>>>>

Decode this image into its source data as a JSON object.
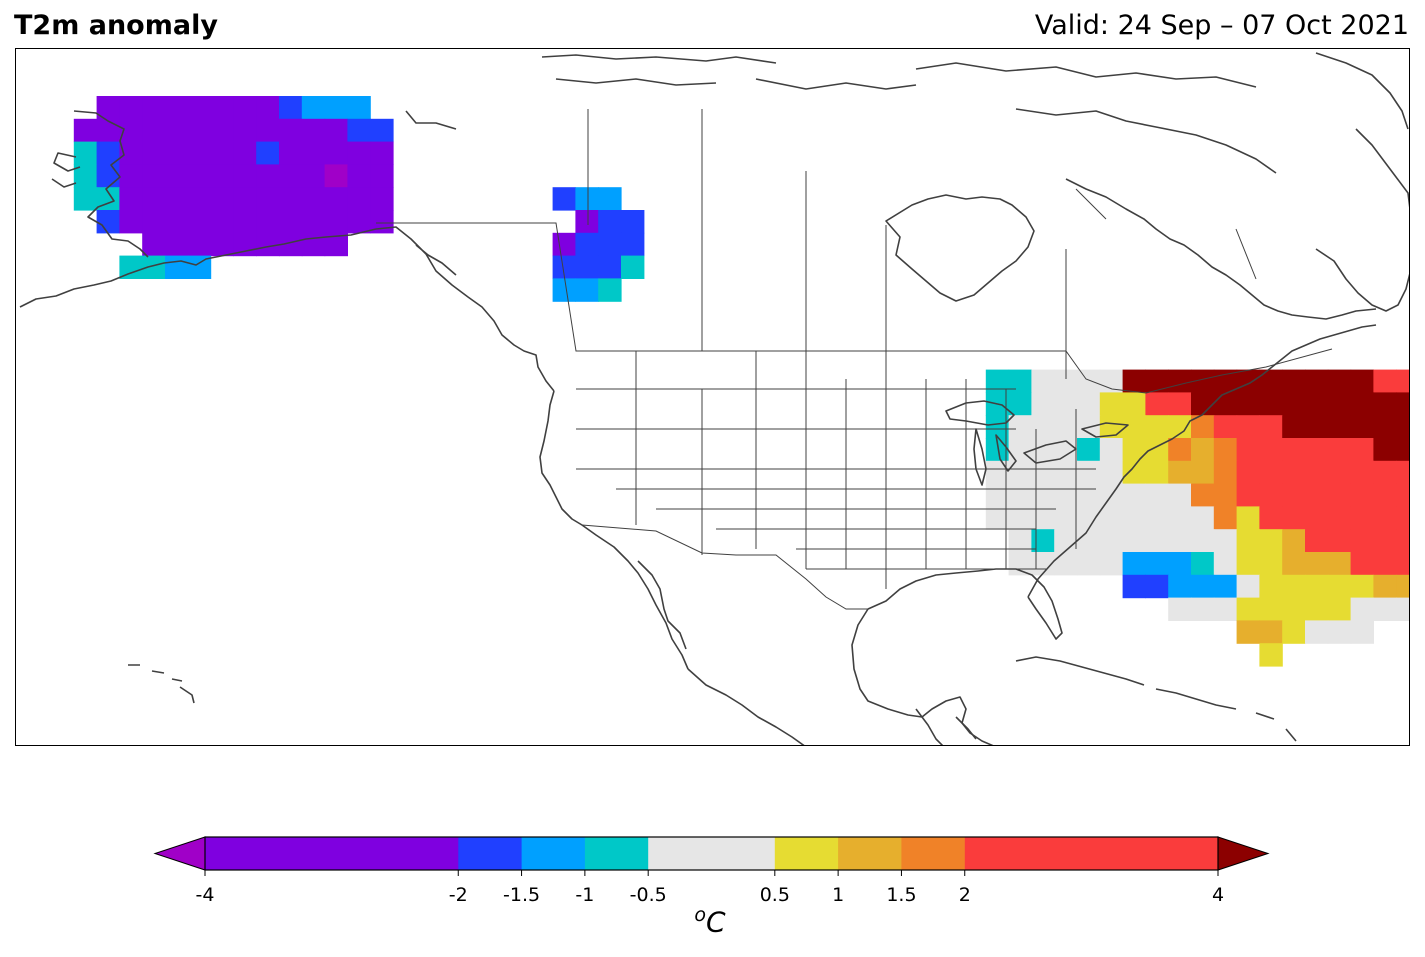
{
  "header": {
    "title": "T2m anomaly",
    "valid": "Valid: 24 Sep – 07 Oct 2021"
  },
  "colorbar": {
    "unit_prefix": "o",
    "unit": "C",
    "extend": "both",
    "boundaries": [
      -4,
      -2,
      -1.5,
      -1,
      -0.5,
      0.5,
      1,
      1.5,
      2,
      4
    ],
    "tick_labels": [
      "-4",
      "-2",
      "-1.5",
      "-1",
      "-0.5",
      "0.5",
      "1",
      "1.5",
      "2",
      "4"
    ],
    "colors": [
      "#7f00e0",
      "#2040ff",
      "#00a0ff",
      "#00c8c8",
      "#e6e6e6",
      "#e6dc32",
      "#e6af2d",
      "#f08228",
      "#fa3c3c"
    ],
    "under_color": "#a000c8",
    "over_color": "#8c0000"
  },
  "map": {
    "region": "North America",
    "coastline_color": "#404040",
    "anomaly_classes": {
      "P": "#7f00e0",
      "M": "#a000c8",
      "B": "#2040ff",
      "S": "#00a0ff",
      "C": "#00c8c8",
      "G": "#e6e6e6",
      "Y": "#e6dc32",
      "O": "#e6af2d",
      "R": "#f08228",
      "E": "#fa3c3c",
      "D": "#8c0000"
    }
  }
}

<<<<

**Goal of the exercise:** Output every entry word for word, but omit the pictures.

**Solution for this task:**
Decode this image into its source data as a JSON object.
{
  "header": {
    "title": "T2m anomaly",
    "valid": "Valid: 24 Sep – 07 Oct 2021"
  },
  "colorbar": {
    "unit_prefix": "o",
    "unit": "C",
    "extend": "both",
    "boundaries": [
      -4,
      -2,
      -1.5,
      -1,
      -0.5,
      0.5,
      1,
      1.5,
      2,
      4
    ],
    "tick_labels": [
      "-4",
      "-2",
      "-1.5",
      "-1",
      "-0.5",
      "0.5",
      "1",
      "1.5",
      "2",
      "4"
    ],
    "colors": [
      "#7f00e0",
      "#2040ff",
      "#00a0ff",
      "#00c8c8",
      "#e6e6e6",
      "#e6dc32",
      "#e6af2d",
      "#f08228",
      "#fa3c3c"
    ],
    "under_color": "#a000c8",
    "over_color": "#8c0000"
  },
  "map": {
    "region": "North America",
    "coastline_color": "#404040",
    "anomaly_classes": {
      "P": "#7f00e0",
      "M": "#a000c8",
      "B": "#2040ff",
      "S": "#00a0ff",
      "C": "#00c8c8",
      "G": "#e6e6e6",
      "Y": "#e6dc32",
      "O": "#e6af2d",
      "R": "#f08228",
      "E": "#fa3c3c",
      "D": "#8c0000"
    }
  }
}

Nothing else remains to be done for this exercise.